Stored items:
----
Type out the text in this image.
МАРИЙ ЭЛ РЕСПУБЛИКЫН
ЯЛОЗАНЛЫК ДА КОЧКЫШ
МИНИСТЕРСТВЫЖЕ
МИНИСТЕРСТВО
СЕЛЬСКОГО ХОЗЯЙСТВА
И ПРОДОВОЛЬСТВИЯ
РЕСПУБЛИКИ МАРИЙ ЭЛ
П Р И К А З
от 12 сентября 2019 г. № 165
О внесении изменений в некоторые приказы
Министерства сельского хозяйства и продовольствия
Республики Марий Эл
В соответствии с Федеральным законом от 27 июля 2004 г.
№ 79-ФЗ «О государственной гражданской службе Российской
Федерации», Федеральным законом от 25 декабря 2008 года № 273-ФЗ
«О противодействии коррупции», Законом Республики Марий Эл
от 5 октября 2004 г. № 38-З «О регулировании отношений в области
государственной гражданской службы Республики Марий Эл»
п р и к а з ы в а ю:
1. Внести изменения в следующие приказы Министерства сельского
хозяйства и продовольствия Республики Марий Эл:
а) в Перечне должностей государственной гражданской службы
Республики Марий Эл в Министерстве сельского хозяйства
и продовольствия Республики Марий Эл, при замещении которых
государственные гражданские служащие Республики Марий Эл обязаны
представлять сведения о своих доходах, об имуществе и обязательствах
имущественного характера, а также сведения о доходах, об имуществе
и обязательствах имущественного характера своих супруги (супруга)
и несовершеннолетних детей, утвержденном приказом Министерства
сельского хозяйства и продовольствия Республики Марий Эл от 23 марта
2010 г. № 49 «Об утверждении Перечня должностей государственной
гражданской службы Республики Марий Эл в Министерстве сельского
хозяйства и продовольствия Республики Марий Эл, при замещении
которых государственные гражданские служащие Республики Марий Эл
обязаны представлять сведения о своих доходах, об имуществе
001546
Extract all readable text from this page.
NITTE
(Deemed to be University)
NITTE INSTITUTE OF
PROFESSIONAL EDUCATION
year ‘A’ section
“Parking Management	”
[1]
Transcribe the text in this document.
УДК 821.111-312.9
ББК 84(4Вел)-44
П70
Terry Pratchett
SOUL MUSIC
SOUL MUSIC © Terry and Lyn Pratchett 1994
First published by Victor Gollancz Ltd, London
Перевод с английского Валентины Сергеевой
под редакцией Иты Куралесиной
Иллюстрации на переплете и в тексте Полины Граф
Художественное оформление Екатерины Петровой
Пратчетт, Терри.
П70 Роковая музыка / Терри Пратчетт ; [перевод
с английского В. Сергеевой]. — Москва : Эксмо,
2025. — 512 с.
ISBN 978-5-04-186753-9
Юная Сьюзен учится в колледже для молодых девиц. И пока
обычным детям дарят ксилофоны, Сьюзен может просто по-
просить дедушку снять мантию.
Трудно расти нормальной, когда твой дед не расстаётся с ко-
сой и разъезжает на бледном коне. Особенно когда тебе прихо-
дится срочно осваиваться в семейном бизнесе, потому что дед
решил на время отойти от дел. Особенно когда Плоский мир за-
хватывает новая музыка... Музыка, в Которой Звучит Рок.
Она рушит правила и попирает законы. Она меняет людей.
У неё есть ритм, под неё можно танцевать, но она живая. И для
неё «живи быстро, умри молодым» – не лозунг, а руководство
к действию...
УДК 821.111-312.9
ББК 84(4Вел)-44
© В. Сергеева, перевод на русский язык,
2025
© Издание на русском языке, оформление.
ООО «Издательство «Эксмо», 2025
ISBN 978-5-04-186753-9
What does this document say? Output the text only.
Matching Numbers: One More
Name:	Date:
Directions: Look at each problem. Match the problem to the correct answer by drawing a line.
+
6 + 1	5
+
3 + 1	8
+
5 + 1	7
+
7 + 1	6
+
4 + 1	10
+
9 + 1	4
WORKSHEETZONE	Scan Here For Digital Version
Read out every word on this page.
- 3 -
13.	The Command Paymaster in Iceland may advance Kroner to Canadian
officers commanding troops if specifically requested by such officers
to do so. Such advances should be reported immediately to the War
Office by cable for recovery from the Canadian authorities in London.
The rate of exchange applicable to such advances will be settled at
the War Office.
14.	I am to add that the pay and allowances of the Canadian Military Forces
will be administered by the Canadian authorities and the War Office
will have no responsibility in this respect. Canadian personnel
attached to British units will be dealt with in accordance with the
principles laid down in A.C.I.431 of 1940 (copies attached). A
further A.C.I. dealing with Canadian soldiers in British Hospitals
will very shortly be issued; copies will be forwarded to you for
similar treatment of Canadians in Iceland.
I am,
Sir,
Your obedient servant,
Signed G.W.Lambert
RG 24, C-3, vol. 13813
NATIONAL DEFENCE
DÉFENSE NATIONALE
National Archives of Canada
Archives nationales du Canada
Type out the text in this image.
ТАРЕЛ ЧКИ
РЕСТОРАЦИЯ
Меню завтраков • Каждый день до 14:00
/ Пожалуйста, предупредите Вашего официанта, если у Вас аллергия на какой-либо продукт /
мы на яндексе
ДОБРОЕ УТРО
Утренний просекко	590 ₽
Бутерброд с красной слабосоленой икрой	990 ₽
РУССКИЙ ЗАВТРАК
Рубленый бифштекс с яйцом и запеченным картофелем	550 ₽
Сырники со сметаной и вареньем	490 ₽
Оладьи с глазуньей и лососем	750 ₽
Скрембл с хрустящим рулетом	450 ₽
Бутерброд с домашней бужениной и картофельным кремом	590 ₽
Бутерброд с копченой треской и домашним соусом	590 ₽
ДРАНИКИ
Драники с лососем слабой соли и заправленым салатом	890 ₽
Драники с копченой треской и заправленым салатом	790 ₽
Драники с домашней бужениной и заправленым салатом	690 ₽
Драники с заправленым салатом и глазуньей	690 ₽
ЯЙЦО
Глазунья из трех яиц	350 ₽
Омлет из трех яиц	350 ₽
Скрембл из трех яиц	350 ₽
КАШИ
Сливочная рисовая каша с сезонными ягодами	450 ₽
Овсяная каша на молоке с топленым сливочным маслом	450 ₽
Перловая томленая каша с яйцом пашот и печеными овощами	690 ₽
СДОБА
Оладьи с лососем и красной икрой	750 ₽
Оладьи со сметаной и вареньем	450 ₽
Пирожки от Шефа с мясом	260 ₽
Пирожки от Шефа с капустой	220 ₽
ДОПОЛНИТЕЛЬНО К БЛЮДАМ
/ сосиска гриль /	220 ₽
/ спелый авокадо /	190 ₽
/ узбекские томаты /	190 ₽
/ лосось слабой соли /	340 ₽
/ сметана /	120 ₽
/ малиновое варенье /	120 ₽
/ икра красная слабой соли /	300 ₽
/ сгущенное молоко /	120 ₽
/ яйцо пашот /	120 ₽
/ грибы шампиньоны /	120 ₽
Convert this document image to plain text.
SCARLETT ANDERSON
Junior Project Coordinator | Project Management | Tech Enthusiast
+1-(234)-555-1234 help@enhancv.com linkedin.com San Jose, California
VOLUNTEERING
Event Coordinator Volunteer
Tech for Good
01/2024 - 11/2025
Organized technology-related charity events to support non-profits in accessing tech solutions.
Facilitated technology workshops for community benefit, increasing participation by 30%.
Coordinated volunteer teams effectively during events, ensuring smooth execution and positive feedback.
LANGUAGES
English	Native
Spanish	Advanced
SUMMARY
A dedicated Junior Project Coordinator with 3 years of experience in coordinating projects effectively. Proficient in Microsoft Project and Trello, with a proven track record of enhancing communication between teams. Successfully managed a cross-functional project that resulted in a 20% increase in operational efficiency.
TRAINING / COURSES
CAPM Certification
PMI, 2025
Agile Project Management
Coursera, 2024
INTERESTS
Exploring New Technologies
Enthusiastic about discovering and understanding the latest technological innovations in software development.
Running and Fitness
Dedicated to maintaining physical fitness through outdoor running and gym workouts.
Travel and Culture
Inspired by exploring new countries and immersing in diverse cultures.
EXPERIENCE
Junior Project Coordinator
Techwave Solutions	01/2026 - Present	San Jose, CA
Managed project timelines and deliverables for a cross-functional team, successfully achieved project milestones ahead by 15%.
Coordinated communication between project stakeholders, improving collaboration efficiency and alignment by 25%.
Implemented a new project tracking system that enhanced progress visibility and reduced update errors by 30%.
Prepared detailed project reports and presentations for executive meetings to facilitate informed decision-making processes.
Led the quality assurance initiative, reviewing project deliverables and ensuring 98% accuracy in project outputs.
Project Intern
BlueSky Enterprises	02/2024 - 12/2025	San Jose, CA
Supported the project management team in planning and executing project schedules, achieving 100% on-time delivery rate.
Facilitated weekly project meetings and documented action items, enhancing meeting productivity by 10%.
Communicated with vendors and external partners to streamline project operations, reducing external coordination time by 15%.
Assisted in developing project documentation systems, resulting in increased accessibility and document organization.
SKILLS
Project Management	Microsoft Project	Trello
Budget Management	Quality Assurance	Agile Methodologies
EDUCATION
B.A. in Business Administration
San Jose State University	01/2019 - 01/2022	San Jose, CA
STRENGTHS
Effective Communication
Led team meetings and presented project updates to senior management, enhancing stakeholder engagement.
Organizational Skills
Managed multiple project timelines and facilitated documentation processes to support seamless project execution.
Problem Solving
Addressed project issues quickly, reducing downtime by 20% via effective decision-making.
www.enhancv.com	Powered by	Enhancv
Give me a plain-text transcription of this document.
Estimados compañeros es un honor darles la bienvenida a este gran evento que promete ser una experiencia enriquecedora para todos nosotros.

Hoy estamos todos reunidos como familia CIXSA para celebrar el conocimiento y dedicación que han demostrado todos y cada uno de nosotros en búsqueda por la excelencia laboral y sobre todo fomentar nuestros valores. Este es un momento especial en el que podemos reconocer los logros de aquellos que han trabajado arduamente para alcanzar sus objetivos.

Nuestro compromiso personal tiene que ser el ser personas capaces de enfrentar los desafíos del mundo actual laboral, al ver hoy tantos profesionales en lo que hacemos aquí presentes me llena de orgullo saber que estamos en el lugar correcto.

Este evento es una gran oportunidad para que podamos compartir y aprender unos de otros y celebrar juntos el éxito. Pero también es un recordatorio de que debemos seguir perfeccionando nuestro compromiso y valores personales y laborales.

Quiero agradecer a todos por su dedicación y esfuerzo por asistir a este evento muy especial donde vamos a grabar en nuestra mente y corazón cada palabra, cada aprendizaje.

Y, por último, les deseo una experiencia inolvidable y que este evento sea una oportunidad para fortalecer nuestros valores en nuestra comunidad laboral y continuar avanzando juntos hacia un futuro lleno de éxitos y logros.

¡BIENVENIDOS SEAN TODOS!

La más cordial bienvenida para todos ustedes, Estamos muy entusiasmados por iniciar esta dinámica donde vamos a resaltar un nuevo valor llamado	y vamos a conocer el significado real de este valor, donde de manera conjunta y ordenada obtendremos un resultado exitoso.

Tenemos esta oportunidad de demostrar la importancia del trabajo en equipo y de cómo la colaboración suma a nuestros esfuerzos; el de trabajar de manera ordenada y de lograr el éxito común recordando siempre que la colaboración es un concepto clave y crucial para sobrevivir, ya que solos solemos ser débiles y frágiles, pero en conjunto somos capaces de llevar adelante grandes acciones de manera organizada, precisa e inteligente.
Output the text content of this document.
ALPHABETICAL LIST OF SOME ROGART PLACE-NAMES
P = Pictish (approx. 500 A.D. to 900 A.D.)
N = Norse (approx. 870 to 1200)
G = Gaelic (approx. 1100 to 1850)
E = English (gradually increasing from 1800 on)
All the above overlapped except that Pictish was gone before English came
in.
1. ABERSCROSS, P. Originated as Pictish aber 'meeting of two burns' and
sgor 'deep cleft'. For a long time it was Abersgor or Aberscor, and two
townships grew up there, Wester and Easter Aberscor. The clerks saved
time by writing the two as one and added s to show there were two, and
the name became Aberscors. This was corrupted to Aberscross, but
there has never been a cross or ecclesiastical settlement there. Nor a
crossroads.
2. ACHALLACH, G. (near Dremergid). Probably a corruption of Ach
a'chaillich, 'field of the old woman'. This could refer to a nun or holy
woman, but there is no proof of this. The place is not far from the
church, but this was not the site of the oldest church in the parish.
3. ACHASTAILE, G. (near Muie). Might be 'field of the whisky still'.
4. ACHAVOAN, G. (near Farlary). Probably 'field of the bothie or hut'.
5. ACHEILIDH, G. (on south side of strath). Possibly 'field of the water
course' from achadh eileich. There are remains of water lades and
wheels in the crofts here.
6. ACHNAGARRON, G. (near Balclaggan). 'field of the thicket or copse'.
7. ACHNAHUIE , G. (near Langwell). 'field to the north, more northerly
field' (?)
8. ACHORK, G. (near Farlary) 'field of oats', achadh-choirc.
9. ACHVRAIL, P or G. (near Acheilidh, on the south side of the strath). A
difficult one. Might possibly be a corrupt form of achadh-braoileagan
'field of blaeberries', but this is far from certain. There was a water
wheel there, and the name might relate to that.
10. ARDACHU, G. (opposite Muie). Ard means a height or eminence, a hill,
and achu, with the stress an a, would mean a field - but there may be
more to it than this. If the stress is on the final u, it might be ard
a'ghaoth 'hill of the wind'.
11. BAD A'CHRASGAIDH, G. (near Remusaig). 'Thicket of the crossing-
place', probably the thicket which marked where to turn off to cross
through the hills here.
----
= Aim of the exercise =
Wherever the word "side" occurs in a line of the listing, copy that line.

= Solution for this problem =
5. ACHEILIDH, G. (on south side of strath). Possibly 'field of the water
9. ACHVRAIL, P or G. (near Acheilidh, on the south side of the strath). A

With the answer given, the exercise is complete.